Pick out the lines containing "χειρός".

===== Data shown

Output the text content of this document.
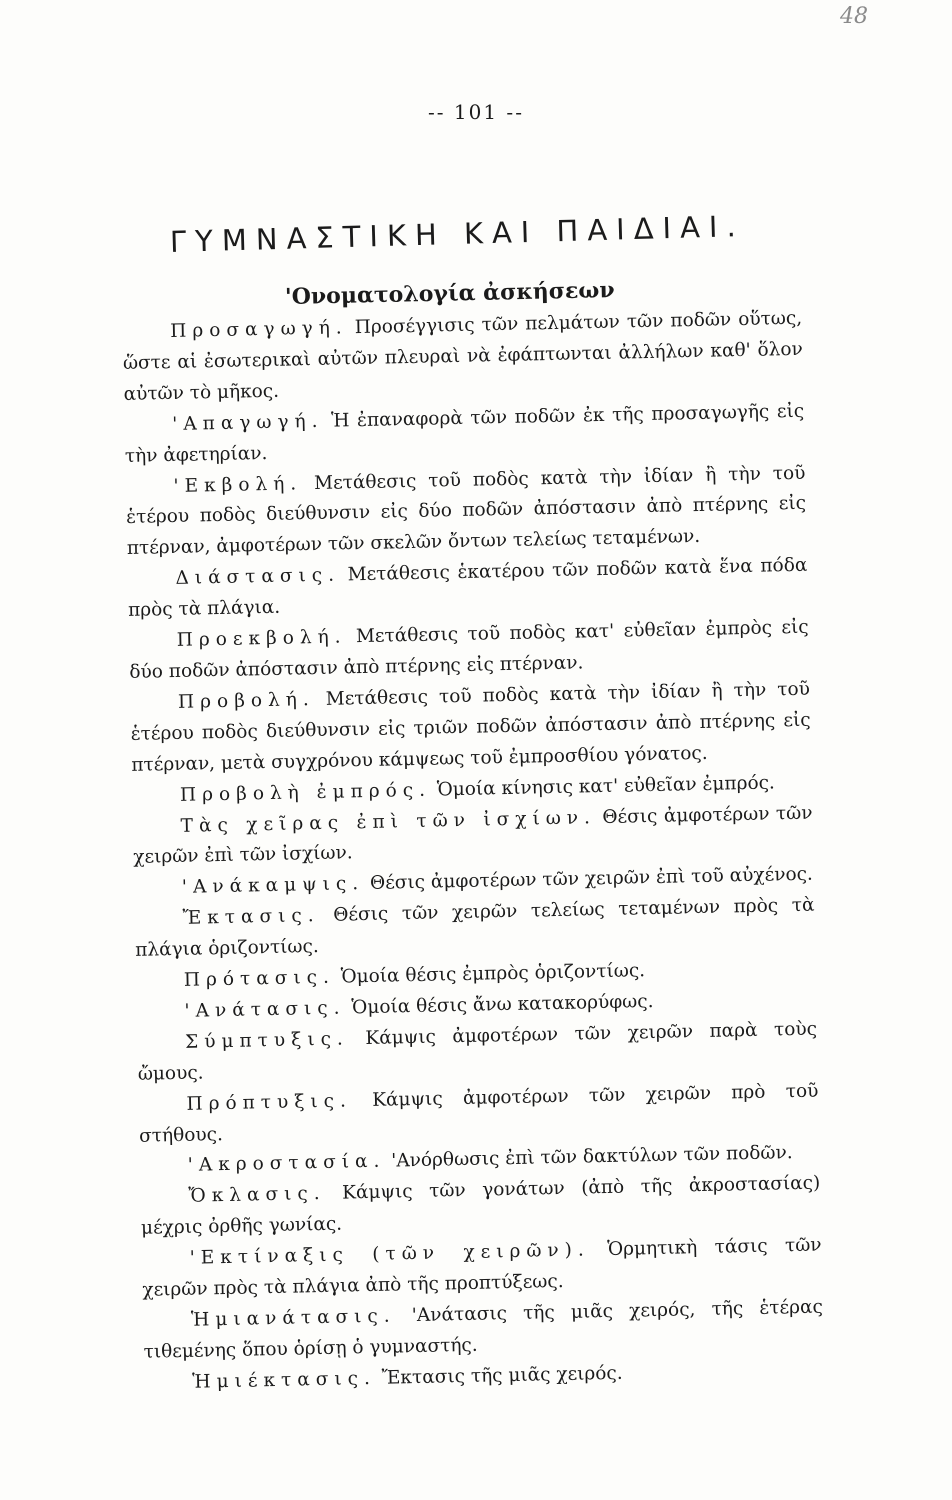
48
-- 101 --
ΓΥΜΝΑΣΤΙΚΗ ΚΑΙ ΠΑΙΔΙΑΙ.
'Ονοματολογία ἀσκήσεων

Προσαγωγή. Προσέγγισις τῶν πελμάτων τῶν ποδῶν οὕτως, ὥστε αἱ ἐσωτερικαὶ αὐτῶν πλευραὶ νὰ ἐφάπτωνται ἀλλήλων καθ' ὅλον αὐτῶν τὸ μῆκος.

'Απαγωγή. Ἡ ἐπαναφορὰ τῶν ποδῶν ἐκ τῆς προσαγωγῆς εἰς τὴν ἀφετηρίαν.

'Εκβολή. Μετάθεσις τοῦ ποδὸς κατὰ τὴν ἰδίαν ἢ τὴν τοῦ ἑτέρου ποδὸς διεύθυνσιν εἰς δύο ποδῶν ἀπόστασιν ἀπὸ πτέρνης εἰς πτέρναν, ἀμφοτέρων τῶν σκελῶν ὄντων τελείως τεταμένων.

Διάστασις. Μετάθεσις ἑκατέρου τῶν ποδῶν κατὰ ἕνα πόδα πρὸς τὰ πλάγια.

Προεκβολή. Μετάθεσις τοῦ ποδὸς κατ' εὐθεῖαν ἐμπρὸς εἰς δύο ποδῶν ἀπόστασιν ἀπὸ πτέρνης εἰς πτέρναν.

Προβολή. Μετάθεσις τοῦ ποδὸς κατὰ τὴν ἰδίαν ἢ τὴν τοῦ ἑτέρου ποδὸς διεύθυνσιν εἰς τριῶν ποδῶν ἀπόστασιν ἀπὸ πτέρνης εἰς πτέρναν, μετὰ συγχρόνου κάμψεως τοῦ ἐμπροσθίου γόνατος.

Προβολὴ ἐμπρός. Ὁμοία κίνησις κατ' εὐθεῖαν ἐμπρός.

Τὰς χεῖρας ἐπὶ τῶν ἰσχίων. Θέσις ἀμφοτέρων τῶν χειρῶν ἐπὶ τῶν ἰσχίων.

'Ανάκαμψις. Θέσις ἀμφοτέρων τῶν χειρῶν ἐπὶ τοῦ αὐχένος.

Ἔκτασις. Θέσις τῶν χειρῶν τελείως τεταμένων πρὸς τὰ πλάγια ὁριζοντίως.

Πρότασις. Ὁμοία θέσις ἐμπρὸς ὁριζοντίως.

'Ανάτασις. Ὁμοία θέσις ἄνω κατακορύφως.

Σύμπτυξις. Κάμψις ἀμφοτέρων τῶν χειρῶν παρὰ τοὺς ὤμους.

Πρόπτυξις. Κάμψις ἀμφοτέρων τῶν χειρῶν πρὸ τοῦ στήθους.

'Ακροστασία. 'Ανόρθωσις ἐπὶ τῶν δακτύλων τῶν ποδῶν.

Ὄκλασις. Κάμψις τῶν γονάτων (ἀπὸ τῆς ἀκροστασίας) μέχρις ὀρθῆς γωνίας.

'Εκτίναξις (τῶν χειρῶν). Ὁρμητικὴ τάσις τῶν χειρῶν πρὸς τὰ πλάγια ἀπὸ τῆς προπτύξεως.

Ἡμιανάτασις. 'Ανάτασις τῆς μιᾶς χειρός, τῆς ἑτέρας τιθεμένης ὅπου ὁρίσῃ ὁ γυμναστής.

Ἡμιέκτασις. Ἔκτασις τῆς μιᾶς χειρός.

==========

* [Solution]:
Ἡμιανάτασις. 'Ανάτασις τῆς μιᾶς χειρός, τῆς ἑτέρας τιθεμένης ὅπου ὁρίσῃ ὁ γυμναστής.
Ἡμιέκτασις. Ἔκτασις τῆς μιᾶς χειρός.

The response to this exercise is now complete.